* BRIEF:
For the data below, report only the number of lines containing the string "legend".

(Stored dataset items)
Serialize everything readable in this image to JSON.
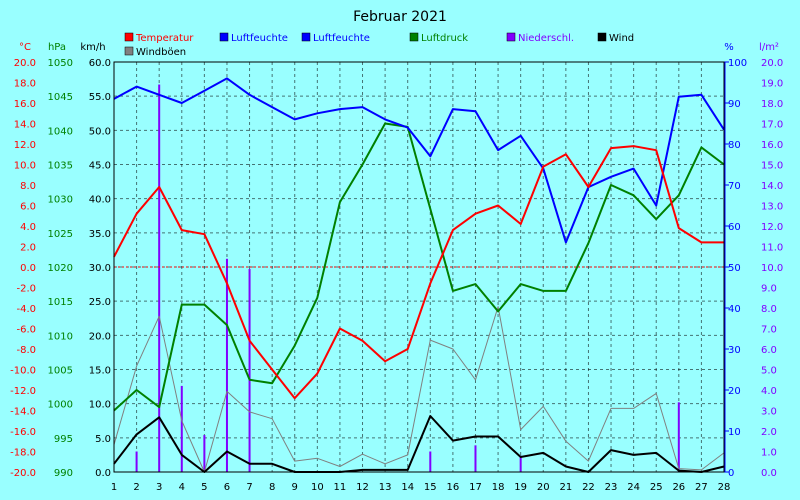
{
  "chart_data": {
    "type": "line",
    "title": "Februar 2021",
    "days": [
      1,
      2,
      3,
      4,
      5,
      6,
      7,
      8,
      9,
      10,
      11,
      12,
      13,
      14,
      15,
      16,
      17,
      18,
      19,
      20,
      21,
      22,
      23,
      24,
      25,
      26,
      27,
      28
    ],
    "x_ticks": [
      "1",
      "2",
      "3",
      "4",
      "5",
      "6",
      "7",
      "8",
      "9",
      "10",
      "11",
      "12",
      "13",
      "14",
      "15",
      "16",
      "17",
      "18",
      "19",
      "20",
      "21",
      "22",
      "23",
      "24",
      "25",
      "26",
      "27",
      "28"
    ],
    "axes": {
      "temp": {
        "unit": "°C",
        "color": "#ff0000",
        "min": -20,
        "max": 20,
        "step": 2,
        "ticks": [
          "-20.0",
          "-18.0",
          "-16.0",
          "-14.0",
          "-12.0",
          "-10.0",
          "-8.0",
          "-6.0",
          "-4.0",
          "-2.0",
          "0.0",
          "2.0",
          "4.0",
          "6.0",
          "8.0",
          "10.0",
          "12.0",
          "14.0",
          "16.0",
          "18.0",
          "20.0"
        ]
      },
      "pressure": {
        "unit": "hPa",
        "color": "#008000",
        "min": 990,
        "max": 1050,
        "step": 5,
        "ticks": [
          "990",
          "995",
          "1000",
          "1005",
          "1010",
          "1015",
          "1020",
          "1025",
          "1030",
          "1035",
          "1040",
          "1045",
          "1050"
        ]
      },
      "wind": {
        "unit": "km/h",
        "color": "#000000",
        "min": 0,
        "max": 60,
        "step": 5,
        "ticks": [
          "0.0",
          "5.0",
          "10.0",
          "15.0",
          "20.0",
          "25.0",
          "30.0",
          "35.0",
          "40.0",
          "45.0",
          "50.0",
          "55.0",
          "60.0"
        ]
      },
      "humidity": {
        "unit": "%",
        "color": "#0000ff",
        "min": 0,
        "max": 100,
        "step": 10,
        "ticks": [
          "0",
          "10",
          "20",
          "30",
          "40",
          "50",
          "60",
          "70",
          "80",
          "90",
          "100"
        ]
      },
      "precip": {
        "unit": "l/m²",
        "color": "#8000ff",
        "min": 0,
        "max": 20,
        "step": 1,
        "ticks": [
          "0.0",
          "1.0",
          "2.0",
          "3.0",
          "4.0",
          "5.0",
          "6.0",
          "7.0",
          "8.0",
          "9.0",
          "10.0",
          "11.0",
          "12.0",
          "13.0",
          "14.0",
          "15.0",
          "16.0",
          "17.0",
          "18.0",
          "19.0",
          "20.0"
        ]
      }
    },
    "legend": [
      {
        "label": "Temperatur",
        "color": "#ff0000"
      },
      {
        "label": "Luftfeuchte",
        "color": "#0000ff"
      },
      {
        "label": "Luftfeuchte",
        "color": "#0000ff"
      },
      {
        "label": "Luftdruck",
        "color": "#008000"
      },
      {
        "label": "Niederschl.",
        "color": "#8000ff"
      },
      {
        "label": "Wind",
        "color": "#000000"
      },
      {
        "label": "Windböen",
        "color": "#808080"
      }
    ],
    "series": [
      {
        "name": "Temperatur",
        "axis": "temp",
        "color": "#ff0000",
        "width": 2,
        "values": [
          1.0,
          5.2,
          7.8,
          3.6,
          3.2,
          -1.6,
          -7.2,
          -10.0,
          -12.8,
          -10.4,
          -6.0,
          -7.2,
          -9.2,
          -8.0,
          -1.6,
          3.6,
          5.2,
          6.0,
          4.2,
          9.8,
          11.0,
          7.8,
          11.6,
          11.8,
          11.4,
          3.8,
          2.4,
          2.4
        ]
      },
      {
        "name": "Luftfeuchte",
        "axis": "humidity",
        "color": "#0000ff",
        "width": 2,
        "values": [
          91,
          94,
          92,
          90,
          93,
          96,
          92,
          89,
          86,
          87.5,
          88.5,
          89,
          86,
          84,
          77,
          88.5,
          88,
          78.5,
          82,
          74,
          56,
          69.5,
          72,
          74,
          65,
          91.5,
          92,
          83.5
        ]
      },
      {
        "name": "Luftdruck",
        "axis": "pressure",
        "color": "#008000",
        "width": 2,
        "values": [
          999,
          1002,
          999.5,
          1014.5,
          1014.5,
          1011.5,
          1003.5,
          1003,
          1008.5,
          1015.5,
          1029.5,
          1035,
          1041,
          1040.5,
          1028.5,
          1016.5,
          1017.5,
          1013.5,
          1017.5,
          1016.5,
          1016.5,
          1023.5,
          1032,
          1030.5,
          1027,
          1030.5,
          1037.5,
          1035
        ]
      },
      {
        "name": "Wind",
        "axis": "wind",
        "color": "#000000",
        "width": 2,
        "values": [
          1.2,
          5.5,
          8.0,
          2.5,
          0.0,
          3.0,
          1.2,
          1.2,
          0.0,
          0.0,
          0.0,
          0.3,
          0.3,
          0.3,
          8.2,
          4.6,
          5.2,
          5.2,
          2.2,
          2.8,
          0.8,
          0.0,
          3.2,
          2.5,
          2.8,
          0.2,
          0.0,
          0.8
        ]
      },
      {
        "name": "Windböen",
        "axis": "wind",
        "color": "#808080",
        "width": 1,
        "values": [
          4.0,
          15.5,
          22.8,
          7.5,
          0.0,
          11.8,
          8.8,
          7.8,
          1.6,
          2.0,
          0.8,
          2.6,
          1.2,
          2.5,
          19.3,
          18.0,
          13.5,
          24.2,
          6.2,
          9.6,
          4.5,
          1.6,
          9.3,
          9.3,
          11.5,
          0.5,
          0.3,
          2.8
        ]
      }
    ],
    "precipitation": {
      "name": "Niederschl.",
      "axis": "precip",
      "color": "#8000ff",
      "values": [
        0,
        1.0,
        18.9,
        4.2,
        1.8,
        10.4,
        9.9,
        0,
        0,
        0,
        0,
        0,
        0,
        0,
        1.0,
        0,
        1.3,
        0,
        0.8,
        0,
        0,
        0,
        0,
        0,
        0,
        3.4,
        0,
        0
      ]
    },
    "reference_line": {
      "axis": "temp",
      "value": 0,
      "color": "#ff0000"
    },
    "grid": true
  }
}
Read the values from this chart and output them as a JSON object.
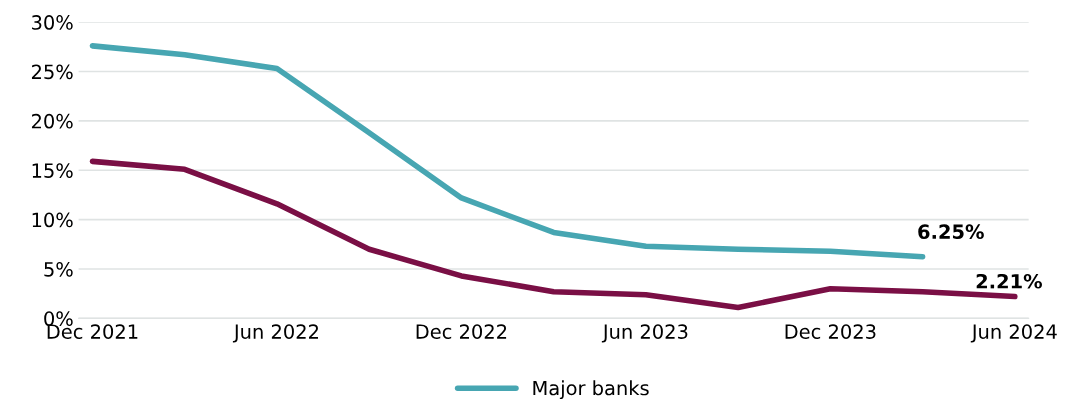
{
  "chart_data": {
    "type": "line",
    "categories": [
      "Dec 2021",
      null,
      "Jun 2022",
      null,
      "Dec 2022",
      null,
      "Jun 2023",
      null,
      "Dec 2023",
      null,
      "Jun 2024"
    ],
    "series": [
      {
        "color": "#7a0f45",
        "values": [
          15.9,
          15.1,
          11.6,
          7.0,
          4.3,
          2.7,
          2.4,
          1.1,
          3.0,
          2.7,
          2.21
        ],
        "value_labels": [
          null,
          null,
          null,
          null,
          null,
          null,
          null,
          null,
          null,
          null,
          "2.21%"
        ]
      },
      {
        "name": "Major banks",
        "color": "#47a6b2",
        "values": [
          27.6,
          26.7,
          25.3,
          18.8,
          12.2,
          8.7,
          7.3,
          7.0,
          6.8,
          6.25,
          null
        ],
        "value_labels": [
          null,
          null,
          null,
          null,
          null,
          null,
          null,
          null,
          null,
          "6.25%",
          null
        ]
      }
    ],
    "ylim": [
      0,
      30
    ],
    "yticks": [
      {
        "value": 0,
        "label": "0%"
      },
      {
        "value": 5,
        "label": "5%"
      },
      {
        "value": 10,
        "label": "10%"
      },
      {
        "value": 15,
        "label": "15%"
      },
      {
        "value": 20,
        "label": "20%"
      },
      {
        "value": 25,
        "label": "25%"
      },
      {
        "value": 30,
        "label": "30%"
      }
    ],
    "grid": "y",
    "legend": "bottom",
    "marker": "none",
    "line_style": "solid"
  }
}
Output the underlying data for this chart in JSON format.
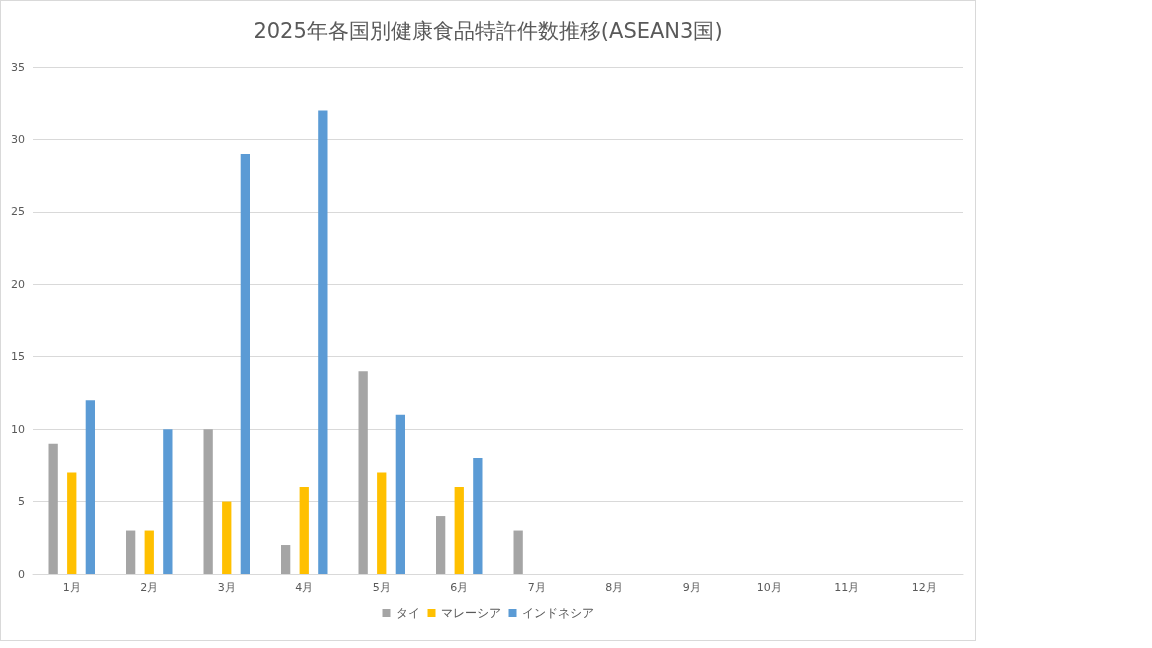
{
  "chart_data": {
    "type": "bar",
    "title": "2025年各国別健康食品特許件数推移(ASEAN3国)",
    "categories": [
      "1月",
      "2月",
      "3月",
      "4月",
      "5月",
      "6月",
      "7月",
      "8月",
      "9月",
      "10月",
      "11月",
      "12月"
    ],
    "series": [
      {
        "name": "タイ",
        "color": "#a5a5a5",
        "values": [
          9,
          3,
          10,
          2,
          14,
          4,
          3,
          null,
          null,
          null,
          null,
          null
        ]
      },
      {
        "name": "マレーシア",
        "color": "#ffc000",
        "values": [
          7,
          3,
          5,
          6,
          7,
          6,
          null,
          null,
          null,
          null,
          null,
          null
        ]
      },
      {
        "name": "インドネシア",
        "color": "#5b9bd5",
        "values": [
          12,
          10,
          29,
          32,
          11,
          8,
          null,
          null,
          null,
          null,
          null,
          null
        ]
      }
    ],
    "ylim": [
      0,
      35
    ],
    "yticks": [
      0,
      5,
      10,
      15,
      20,
      25,
      30,
      35
    ],
    "grid": "y",
    "legend": "bottom"
  }
}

* ANSWER TO THIS EXERCISE:
3